Items from a dataset:
▶

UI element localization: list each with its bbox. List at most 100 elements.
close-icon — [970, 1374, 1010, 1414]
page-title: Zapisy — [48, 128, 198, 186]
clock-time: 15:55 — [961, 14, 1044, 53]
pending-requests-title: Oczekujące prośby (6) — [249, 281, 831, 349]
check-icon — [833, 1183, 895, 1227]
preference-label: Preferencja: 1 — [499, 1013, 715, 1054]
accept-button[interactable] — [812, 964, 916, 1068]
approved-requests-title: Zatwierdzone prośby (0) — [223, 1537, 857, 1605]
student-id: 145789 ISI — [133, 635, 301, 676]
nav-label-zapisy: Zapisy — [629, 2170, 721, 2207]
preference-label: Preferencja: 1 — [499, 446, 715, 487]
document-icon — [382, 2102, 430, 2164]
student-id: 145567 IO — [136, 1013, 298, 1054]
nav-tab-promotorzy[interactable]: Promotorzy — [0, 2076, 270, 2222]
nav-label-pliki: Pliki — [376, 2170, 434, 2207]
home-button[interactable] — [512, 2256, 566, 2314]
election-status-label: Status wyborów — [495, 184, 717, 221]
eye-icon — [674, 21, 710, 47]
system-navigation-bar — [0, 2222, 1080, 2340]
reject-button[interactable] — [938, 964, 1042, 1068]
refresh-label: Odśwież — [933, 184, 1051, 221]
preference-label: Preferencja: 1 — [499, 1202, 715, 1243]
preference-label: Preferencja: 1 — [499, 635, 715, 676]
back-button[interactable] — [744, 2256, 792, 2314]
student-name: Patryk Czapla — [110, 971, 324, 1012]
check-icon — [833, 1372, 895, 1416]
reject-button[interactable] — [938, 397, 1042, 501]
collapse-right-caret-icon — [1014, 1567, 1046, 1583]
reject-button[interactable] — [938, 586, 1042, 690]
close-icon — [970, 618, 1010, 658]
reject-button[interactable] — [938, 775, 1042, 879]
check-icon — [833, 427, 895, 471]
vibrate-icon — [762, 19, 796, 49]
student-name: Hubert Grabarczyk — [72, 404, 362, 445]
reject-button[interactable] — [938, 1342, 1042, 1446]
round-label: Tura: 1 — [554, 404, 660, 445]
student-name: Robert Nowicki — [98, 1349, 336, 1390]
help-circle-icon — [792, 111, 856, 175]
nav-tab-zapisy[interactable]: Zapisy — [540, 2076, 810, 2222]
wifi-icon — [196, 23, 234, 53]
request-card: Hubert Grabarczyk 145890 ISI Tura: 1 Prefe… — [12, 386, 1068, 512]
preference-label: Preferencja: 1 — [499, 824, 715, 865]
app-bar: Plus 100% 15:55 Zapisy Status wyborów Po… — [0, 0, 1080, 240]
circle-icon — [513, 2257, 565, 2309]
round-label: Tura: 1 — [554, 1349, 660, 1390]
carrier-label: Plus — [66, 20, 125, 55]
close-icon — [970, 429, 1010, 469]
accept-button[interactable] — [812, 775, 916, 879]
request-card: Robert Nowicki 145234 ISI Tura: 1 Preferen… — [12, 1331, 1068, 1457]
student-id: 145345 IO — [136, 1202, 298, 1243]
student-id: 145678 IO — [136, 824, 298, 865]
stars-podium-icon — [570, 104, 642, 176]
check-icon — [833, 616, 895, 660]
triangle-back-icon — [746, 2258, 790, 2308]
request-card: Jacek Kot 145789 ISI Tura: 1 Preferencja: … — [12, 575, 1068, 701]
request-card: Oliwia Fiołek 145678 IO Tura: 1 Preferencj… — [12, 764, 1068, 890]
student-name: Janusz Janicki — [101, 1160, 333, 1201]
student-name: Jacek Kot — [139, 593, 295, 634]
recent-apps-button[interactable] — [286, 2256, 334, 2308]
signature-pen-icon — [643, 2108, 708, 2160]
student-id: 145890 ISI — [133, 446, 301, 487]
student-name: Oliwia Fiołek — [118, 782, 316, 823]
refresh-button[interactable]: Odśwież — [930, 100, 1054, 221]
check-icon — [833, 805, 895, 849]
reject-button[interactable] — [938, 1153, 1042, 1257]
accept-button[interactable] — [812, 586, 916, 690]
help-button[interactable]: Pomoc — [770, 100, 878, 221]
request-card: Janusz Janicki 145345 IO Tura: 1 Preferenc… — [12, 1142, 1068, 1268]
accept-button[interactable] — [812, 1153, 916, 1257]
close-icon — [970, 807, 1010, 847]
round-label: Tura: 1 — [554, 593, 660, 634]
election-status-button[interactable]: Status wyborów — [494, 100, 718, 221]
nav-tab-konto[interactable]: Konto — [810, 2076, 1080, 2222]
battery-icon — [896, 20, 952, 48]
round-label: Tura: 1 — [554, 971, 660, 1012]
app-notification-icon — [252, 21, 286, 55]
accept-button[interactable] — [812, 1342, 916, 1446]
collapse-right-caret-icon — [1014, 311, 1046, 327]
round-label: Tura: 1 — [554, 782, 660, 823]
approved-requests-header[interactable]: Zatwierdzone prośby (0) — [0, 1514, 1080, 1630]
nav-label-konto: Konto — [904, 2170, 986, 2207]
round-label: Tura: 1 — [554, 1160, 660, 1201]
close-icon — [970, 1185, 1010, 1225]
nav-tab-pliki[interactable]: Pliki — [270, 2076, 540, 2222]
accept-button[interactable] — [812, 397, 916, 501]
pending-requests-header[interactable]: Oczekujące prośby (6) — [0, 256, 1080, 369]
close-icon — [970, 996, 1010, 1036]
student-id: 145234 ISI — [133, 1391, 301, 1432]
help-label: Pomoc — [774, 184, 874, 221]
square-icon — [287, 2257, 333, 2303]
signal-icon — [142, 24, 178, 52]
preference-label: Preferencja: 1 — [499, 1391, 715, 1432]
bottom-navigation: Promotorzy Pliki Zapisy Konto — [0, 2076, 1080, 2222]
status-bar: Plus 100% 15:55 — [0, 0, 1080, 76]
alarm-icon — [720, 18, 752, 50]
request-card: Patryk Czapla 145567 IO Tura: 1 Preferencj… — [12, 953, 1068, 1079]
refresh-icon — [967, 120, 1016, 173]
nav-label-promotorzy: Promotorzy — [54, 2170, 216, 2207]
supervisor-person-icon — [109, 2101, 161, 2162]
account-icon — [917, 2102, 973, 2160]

◀

WRITTEN EXERCISE: Please copy out every line of the records above, word for word.

THE COMPLETED TASK:
UI element localization: list each with its bbox. List at most 100 elements.
close-icon — [970, 1374, 1010, 1414]
page-title: Zapisy — [48, 128, 198, 186]
clock-time: 15:55 — [961, 14, 1044, 53]
pending-requests-title: Oczekujące prośby (6) — [249, 281, 831, 349]
check-icon — [833, 1183, 895, 1227]
preference-label: Preferencja: 1 — [499, 1013, 715, 1054]
accept-button[interactable] — [812, 964, 916, 1068]
approved-requests-title: Zatwierdzone prośby (0) — [223, 1537, 857, 1605]
student-id: 145789 ISI — [133, 635, 301, 676]
nav-label-zapisy: Zapisy — [629, 2170, 721, 2207]
preference-label: Preferencja: 1 — [499, 446, 715, 487]
document-icon — [382, 2102, 430, 2164]
student-id: 145567 IO — [136, 1013, 298, 1054]
nav-tab-promotorzy[interactable]: Promotorzy — [0, 2076, 270, 2222]
nav-label-pliki: Pliki — [376, 2170, 434, 2207]
home-button[interactable] — [512, 2256, 566, 2314]
election-status-label: Status wyborów — [495, 184, 717, 221]
eye-icon — [674, 21, 710, 47]
system-navigation-bar — [0, 2222, 1080, 2340]
reject-button[interactable] — [938, 964, 1042, 1068]
refresh-label: Odśwież — [933, 184, 1051, 221]
preference-label: Preferencja: 1 — [499, 1202, 715, 1243]
preference-label: Preferencja: 1 — [499, 635, 715, 676]
back-button[interactable] — [744, 2256, 792, 2314]
student-name: Patryk Czapla — [110, 971, 324, 1012]
check-icon — [833, 1372, 895, 1416]
reject-button[interactable] — [938, 397, 1042, 501]
collapse-right-caret-icon — [1014, 1567, 1046, 1583]
reject-button[interactable] — [938, 586, 1042, 690]
close-icon — [970, 618, 1010, 658]
reject-button[interactable] — [938, 775, 1042, 879]
check-icon — [833, 427, 895, 471]
vibrate-icon — [762, 19, 796, 49]
student-name: Hubert Grabarczyk — [72, 404, 362, 445]
reject-button[interactable] — [938, 1342, 1042, 1446]
round-label: Tura: 1 — [554, 404, 660, 445]
student-name: Robert Nowicki — [98, 1349, 336, 1390]
help-circle-icon — [792, 111, 856, 175]
nav-tab-zapisy[interactable]: Zapisy — [540, 2076, 810, 2222]
wifi-icon — [196, 23, 234, 53]
request-card: Hubert Grabarczyk 145890 ISI Tura: 1 Prefe… — [12, 386, 1068, 512]
preference-label: Preferencja: 1 — [499, 824, 715, 865]
app-bar: Plus 100% 15:55 Zapisy Status wyborów Po… — [0, 0, 1080, 240]
circle-icon — [513, 2257, 565, 2309]
round-label: Tura: 1 — [554, 1349, 660, 1390]
carrier-label: Plus — [66, 20, 125, 55]
close-icon — [970, 429, 1010, 469]
accept-button[interactable] — [812, 775, 916, 879]
request-card: Robert Nowicki 145234 ISI Tura: 1 Preferen… — [12, 1331, 1068, 1457]
student-id: 145345 IO — [136, 1202, 298, 1243]
student-id: 145678 IO — [136, 824, 298, 865]
stars-podium-icon — [570, 104, 642, 176]
check-icon — [833, 616, 895, 660]
triangle-back-icon — [746, 2258, 790, 2308]
request-card: Jacek Kot 145789 ISI Tura: 1 Preferencja: … — [12, 575, 1068, 701]
request-card: Oliwia Fiołek 145678 IO Tura: 1 Preferencj… — [12, 764, 1068, 890]
student-name: Janusz Janicki — [101, 1160, 333, 1201]
student-name: Jacek Kot — [139, 593, 295, 634]
recent-apps-button[interactable] — [286, 2256, 334, 2308]
signature-pen-icon — [643, 2108, 708, 2160]
student-id: 145890 ISI — [133, 446, 301, 487]
student-name: Oliwia Fiołek — [118, 782, 316, 823]
refresh-button[interactable]: Odśwież — [930, 100, 1054, 221]
check-icon — [833, 805, 895, 849]
reject-button[interactable] — [938, 1153, 1042, 1257]
accept-button[interactable] — [812, 586, 916, 690]
help-button[interactable]: Pomoc — [770, 100, 878, 221]
request-card: Janusz Janicki 145345 IO Tura: 1 Preferenc… — [12, 1142, 1068, 1268]
accept-button[interactable] — [812, 1153, 916, 1257]
close-icon — [970, 807, 1010, 847]
round-label: Tura: 1 — [554, 593, 660, 634]
election-status-button[interactable]: Status wyborów — [494, 100, 718, 221]
nav-tab-konto[interactable]: Konto — [810, 2076, 1080, 2222]
battery-icon — [896, 20, 952, 48]
round-label: Tura: 1 — [554, 971, 660, 1012]
app-notification-icon — [252, 21, 286, 55]
accept-button[interactable] — [812, 1342, 916, 1446]
collapse-right-caret-icon — [1014, 311, 1046, 327]
round-label: Tura: 1 — [554, 782, 660, 823]
approved-requests-header[interactable]: Zatwierdzone prośby (0) — [0, 1514, 1080, 1630]
nav-label-konto: Konto — [904, 2170, 986, 2207]
round-label: Tura: 1 — [554, 1160, 660, 1201]
close-icon — [970, 1185, 1010, 1225]
nav-tab-pliki[interactable]: Pliki — [270, 2076, 540, 2222]
accept-button[interactable] — [812, 397, 916, 501]
pending-requests-header[interactable]: Oczekujące prośby (6) — [0, 256, 1080, 369]
close-icon — [970, 996, 1010, 1036]
student-id: 145234 ISI — [133, 1391, 301, 1432]
help-label: Pomoc — [774, 184, 874, 221]
square-icon — [287, 2257, 333, 2303]
signal-icon — [142, 24, 178, 52]
preference-label: Preferencja: 1 — [499, 1391, 715, 1432]
bottom-navigation: Promotorzy Pliki Zapisy Konto — [0, 2076, 1080, 2222]
status-bar: Plus 100% 15:55 — [0, 0, 1080, 76]
alarm-icon — [720, 18, 752, 50]
request-card: Patryk Czapla 145567 IO Tura: 1 Preferencj… — [12, 953, 1068, 1079]
refresh-icon — [967, 120, 1016, 173]
nav-label-promotorzy: Promotorzy — [54, 2170, 216, 2207]
supervisor-person-icon — [109, 2101, 161, 2162]
account-icon — [917, 2102, 973, 2160]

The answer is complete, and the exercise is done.